V

V

Несколько раньше я говорил о выборе эпохи, и сказал, что одно другого стоит – изобразить так прекрасно 12-ый год, годину всенародного триумфа, или жизнь современного нам высшего круга с беспримерным беспристрастием, тонкостью и глубиною. Теперь я хочу поговорить не о выборе эпохи, а о том, насколько общее «веяние» двух этих изображений верно и соответственно духу самих эпох.

Чутье этого «духа» и этого «веяния» – одно из самых невыразимых словами, но вместе с тем одно из самых сильных наших чувств. Факты, главные события могут быть переданы вполне верно и точно; люди этой эпохи и этой местности будут в книге поступать в большинстве случаев именно так, как поступали они в жизни, но воздух, так сказать, общий будет у одного писателя вполне верный времени и месту, а у другого – неверный или менее верный; эту разницу можно найти иногда и у одного и того же автора в двух разных его произведениях.

*ЗАДАНИЯ*.
1 - Процитируйте исходный текст, начиная со слов «Несколько раньше я» и заканчивая словами «духу самих эпох.».
2 - Как в исходном тексте назван 12-ый год?
3 - Перечислите все качества, с которыми, согласно исходному тексту, изображена жизнь современного высшего круга.
Опирайтесь только на исходный текст.

*ПОКАЗАННЫЕ ЗАПИСИ*.
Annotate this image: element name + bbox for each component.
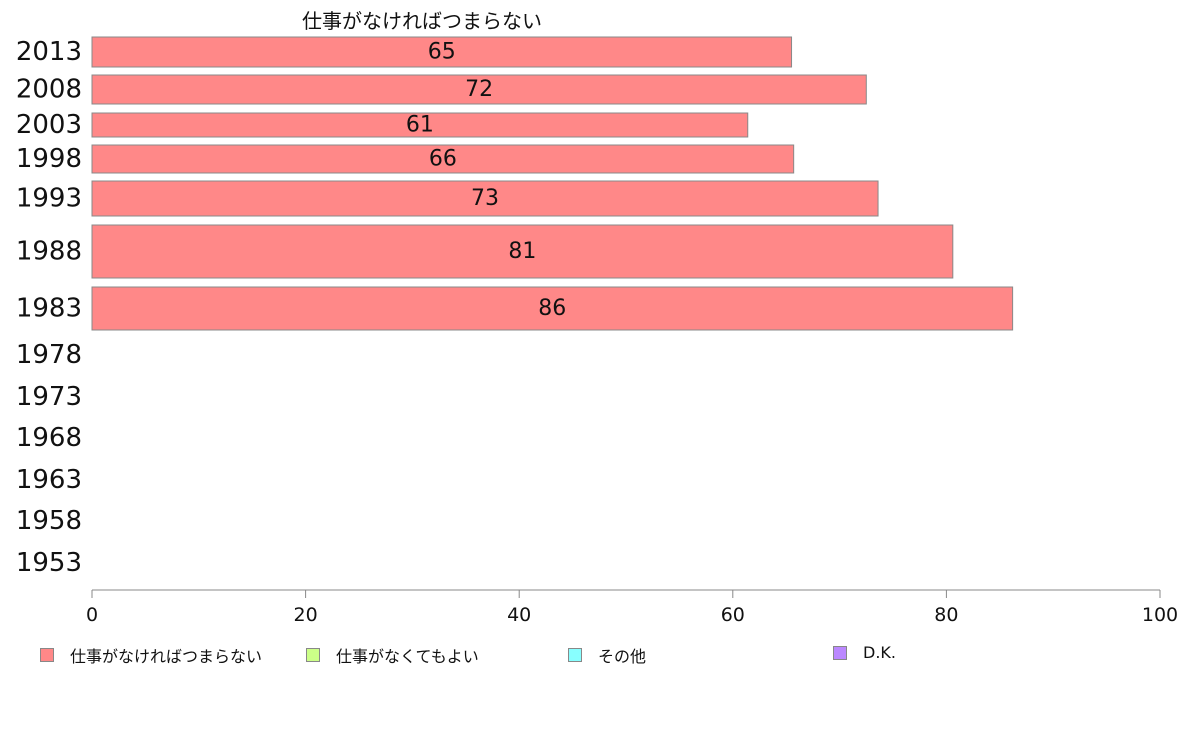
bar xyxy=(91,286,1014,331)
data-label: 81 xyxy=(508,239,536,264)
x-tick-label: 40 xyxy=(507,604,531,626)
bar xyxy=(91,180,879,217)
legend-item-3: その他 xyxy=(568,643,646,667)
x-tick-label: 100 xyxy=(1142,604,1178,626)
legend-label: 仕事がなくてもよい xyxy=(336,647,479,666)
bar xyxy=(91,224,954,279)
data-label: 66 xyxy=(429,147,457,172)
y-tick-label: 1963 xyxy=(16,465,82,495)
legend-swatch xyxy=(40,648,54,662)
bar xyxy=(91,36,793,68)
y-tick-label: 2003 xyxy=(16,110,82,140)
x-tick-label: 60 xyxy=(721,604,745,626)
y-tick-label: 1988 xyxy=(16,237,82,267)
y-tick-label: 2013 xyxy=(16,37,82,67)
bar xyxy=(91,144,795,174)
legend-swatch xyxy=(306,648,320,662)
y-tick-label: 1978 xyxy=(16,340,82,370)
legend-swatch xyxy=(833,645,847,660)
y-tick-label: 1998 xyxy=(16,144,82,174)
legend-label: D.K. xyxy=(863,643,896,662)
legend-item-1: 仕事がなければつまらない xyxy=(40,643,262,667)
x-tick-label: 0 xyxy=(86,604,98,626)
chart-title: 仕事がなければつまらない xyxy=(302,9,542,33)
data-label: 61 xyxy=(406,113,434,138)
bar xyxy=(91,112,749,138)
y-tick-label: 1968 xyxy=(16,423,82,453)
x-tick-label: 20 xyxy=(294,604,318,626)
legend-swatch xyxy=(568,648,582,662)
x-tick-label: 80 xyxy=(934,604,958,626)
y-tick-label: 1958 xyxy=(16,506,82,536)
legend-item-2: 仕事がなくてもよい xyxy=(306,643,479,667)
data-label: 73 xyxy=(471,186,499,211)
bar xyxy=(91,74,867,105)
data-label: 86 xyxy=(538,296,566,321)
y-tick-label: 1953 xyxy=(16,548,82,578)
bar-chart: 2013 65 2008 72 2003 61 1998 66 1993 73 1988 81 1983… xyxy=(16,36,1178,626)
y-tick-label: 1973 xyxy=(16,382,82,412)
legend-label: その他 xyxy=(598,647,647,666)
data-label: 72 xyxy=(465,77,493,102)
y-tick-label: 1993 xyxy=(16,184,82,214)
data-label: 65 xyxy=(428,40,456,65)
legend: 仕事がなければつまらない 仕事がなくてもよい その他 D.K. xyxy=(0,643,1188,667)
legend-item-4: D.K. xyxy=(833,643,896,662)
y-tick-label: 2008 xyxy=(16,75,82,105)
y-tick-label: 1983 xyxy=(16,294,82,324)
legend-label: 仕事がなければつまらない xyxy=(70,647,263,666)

*ОТВЕТЫ К ЗАДАНИЯМ*.
1 -
Несколько раньше я говорил о выборе эпохи, и сказал, что одно другого стоит – изобразить так прекрасно 12-ый год, годину всенародного триумфа, или жизнь современного нам высшего круга с беспримерным беспристрастием, тонкостью и глубиною. Теперь я хочу поговорить не о выборе эпохи, а о том, насколько общее «веяние» двух этих изображений верно и соответственно духу самих эпох.

2 - Годиной всенародного триумфа.

3 - Беспримерное беспристрастие, тонкость, глубина.